** BEGIN Data to use **
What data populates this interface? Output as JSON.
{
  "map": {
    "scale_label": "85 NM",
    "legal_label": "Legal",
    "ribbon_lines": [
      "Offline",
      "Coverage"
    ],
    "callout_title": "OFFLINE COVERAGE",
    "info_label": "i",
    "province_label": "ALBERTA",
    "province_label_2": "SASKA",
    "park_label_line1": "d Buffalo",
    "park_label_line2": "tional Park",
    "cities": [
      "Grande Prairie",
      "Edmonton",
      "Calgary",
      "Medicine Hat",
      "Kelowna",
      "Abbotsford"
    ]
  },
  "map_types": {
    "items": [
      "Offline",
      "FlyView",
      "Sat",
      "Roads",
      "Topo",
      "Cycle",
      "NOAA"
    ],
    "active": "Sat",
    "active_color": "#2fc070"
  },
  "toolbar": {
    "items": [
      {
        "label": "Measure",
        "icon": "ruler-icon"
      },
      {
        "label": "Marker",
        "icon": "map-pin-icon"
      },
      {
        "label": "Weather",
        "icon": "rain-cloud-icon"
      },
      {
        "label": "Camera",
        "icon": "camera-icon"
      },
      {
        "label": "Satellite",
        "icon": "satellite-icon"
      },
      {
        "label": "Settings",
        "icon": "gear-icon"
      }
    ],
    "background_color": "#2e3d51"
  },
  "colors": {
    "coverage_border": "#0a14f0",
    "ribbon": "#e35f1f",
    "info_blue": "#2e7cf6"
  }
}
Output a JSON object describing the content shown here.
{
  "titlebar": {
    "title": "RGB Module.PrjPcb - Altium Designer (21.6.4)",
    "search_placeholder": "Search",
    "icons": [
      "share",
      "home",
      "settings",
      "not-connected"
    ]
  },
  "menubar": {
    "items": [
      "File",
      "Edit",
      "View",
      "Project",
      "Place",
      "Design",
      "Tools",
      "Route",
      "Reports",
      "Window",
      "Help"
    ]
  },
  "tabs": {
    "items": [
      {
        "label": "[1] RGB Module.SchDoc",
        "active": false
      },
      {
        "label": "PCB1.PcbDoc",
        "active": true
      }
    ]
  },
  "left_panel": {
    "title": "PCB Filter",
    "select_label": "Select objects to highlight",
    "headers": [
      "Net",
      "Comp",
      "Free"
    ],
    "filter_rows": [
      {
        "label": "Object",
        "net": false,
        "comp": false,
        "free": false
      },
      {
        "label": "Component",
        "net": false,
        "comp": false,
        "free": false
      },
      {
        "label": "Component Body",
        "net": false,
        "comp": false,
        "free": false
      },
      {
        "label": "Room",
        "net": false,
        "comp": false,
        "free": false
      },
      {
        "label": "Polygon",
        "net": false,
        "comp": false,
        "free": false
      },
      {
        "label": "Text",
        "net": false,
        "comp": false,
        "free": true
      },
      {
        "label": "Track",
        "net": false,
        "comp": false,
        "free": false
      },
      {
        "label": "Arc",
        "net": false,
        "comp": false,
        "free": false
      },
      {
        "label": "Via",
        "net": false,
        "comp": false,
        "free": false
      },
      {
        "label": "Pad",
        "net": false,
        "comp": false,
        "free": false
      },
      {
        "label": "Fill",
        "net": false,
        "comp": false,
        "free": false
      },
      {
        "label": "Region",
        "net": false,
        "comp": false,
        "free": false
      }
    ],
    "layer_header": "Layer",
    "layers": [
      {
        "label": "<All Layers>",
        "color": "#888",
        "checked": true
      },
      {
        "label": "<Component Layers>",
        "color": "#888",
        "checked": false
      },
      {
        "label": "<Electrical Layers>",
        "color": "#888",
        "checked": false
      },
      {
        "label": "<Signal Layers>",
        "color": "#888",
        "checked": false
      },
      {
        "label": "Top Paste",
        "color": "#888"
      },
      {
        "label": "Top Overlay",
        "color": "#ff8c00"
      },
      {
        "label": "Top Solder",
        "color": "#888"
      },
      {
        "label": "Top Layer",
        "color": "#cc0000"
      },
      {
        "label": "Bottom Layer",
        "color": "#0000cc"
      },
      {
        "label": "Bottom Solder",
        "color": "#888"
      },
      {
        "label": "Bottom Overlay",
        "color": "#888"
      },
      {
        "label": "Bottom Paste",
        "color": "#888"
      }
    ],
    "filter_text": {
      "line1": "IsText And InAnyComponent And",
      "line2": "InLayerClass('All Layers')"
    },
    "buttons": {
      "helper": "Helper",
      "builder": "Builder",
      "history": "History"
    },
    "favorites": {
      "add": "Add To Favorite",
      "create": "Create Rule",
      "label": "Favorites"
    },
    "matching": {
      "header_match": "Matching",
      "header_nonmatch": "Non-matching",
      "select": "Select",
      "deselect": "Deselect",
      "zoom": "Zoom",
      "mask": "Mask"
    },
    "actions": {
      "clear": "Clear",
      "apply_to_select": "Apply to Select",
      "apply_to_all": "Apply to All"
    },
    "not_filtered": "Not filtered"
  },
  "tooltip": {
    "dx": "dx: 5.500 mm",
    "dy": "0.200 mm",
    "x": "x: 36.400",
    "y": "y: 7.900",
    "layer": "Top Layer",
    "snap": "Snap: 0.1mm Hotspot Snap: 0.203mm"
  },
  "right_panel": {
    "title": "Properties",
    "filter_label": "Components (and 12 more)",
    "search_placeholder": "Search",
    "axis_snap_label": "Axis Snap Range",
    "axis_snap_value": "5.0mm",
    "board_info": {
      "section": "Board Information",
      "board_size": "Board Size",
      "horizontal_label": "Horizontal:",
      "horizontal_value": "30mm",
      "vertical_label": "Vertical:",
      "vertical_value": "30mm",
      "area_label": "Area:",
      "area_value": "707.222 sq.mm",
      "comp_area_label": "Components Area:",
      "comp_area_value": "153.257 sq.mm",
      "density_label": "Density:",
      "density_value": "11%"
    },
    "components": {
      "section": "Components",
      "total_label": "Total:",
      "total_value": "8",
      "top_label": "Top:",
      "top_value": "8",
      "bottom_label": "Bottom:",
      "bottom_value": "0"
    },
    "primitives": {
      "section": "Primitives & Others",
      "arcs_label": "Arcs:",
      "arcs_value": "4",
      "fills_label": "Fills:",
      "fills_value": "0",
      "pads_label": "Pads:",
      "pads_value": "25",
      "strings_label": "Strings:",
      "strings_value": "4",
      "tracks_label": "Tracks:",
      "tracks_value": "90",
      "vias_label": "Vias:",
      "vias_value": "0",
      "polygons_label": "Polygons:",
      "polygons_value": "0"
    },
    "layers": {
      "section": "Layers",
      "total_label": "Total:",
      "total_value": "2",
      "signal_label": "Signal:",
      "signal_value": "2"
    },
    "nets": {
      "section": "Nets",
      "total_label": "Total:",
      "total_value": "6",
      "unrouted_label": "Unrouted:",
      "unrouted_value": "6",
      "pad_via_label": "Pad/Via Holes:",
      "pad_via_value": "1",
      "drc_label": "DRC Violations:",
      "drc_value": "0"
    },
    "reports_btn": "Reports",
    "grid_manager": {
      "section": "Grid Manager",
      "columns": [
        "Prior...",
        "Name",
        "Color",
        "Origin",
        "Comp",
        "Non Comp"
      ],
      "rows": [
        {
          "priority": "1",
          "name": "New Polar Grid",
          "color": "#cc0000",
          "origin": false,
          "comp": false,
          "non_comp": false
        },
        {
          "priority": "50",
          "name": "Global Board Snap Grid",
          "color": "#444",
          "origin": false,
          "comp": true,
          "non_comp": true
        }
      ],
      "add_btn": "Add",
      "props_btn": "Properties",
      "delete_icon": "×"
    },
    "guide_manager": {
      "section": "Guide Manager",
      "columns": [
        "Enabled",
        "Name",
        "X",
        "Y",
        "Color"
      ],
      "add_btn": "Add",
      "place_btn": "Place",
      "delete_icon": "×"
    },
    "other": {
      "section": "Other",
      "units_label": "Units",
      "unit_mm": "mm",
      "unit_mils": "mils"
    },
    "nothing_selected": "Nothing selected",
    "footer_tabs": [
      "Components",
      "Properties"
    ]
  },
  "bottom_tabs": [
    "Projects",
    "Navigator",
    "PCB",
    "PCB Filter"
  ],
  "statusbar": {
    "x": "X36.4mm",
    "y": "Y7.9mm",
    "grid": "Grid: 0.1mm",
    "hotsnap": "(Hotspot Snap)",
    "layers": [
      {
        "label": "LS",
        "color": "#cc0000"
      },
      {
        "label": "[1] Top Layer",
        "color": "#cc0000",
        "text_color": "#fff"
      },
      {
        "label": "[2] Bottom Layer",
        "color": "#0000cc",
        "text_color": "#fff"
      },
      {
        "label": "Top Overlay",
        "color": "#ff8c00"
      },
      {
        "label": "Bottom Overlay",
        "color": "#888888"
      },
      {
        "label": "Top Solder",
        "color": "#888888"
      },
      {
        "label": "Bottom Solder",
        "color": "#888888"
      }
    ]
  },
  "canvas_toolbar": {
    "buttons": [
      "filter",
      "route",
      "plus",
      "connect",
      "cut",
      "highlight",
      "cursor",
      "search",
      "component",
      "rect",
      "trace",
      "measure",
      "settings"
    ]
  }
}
** END Data to use **
Directions:
Check each line of the records for the word "section", and show the lines that contain it.

Exercise output:
      "section": "Board Information",
      "section": "Components",
      "section": "Primitives & Others",
      "section": "Layers",
      "section": "Nets",
      "section": "Grid Manager",
      "section": "Guide Manager",
      "section": "Other",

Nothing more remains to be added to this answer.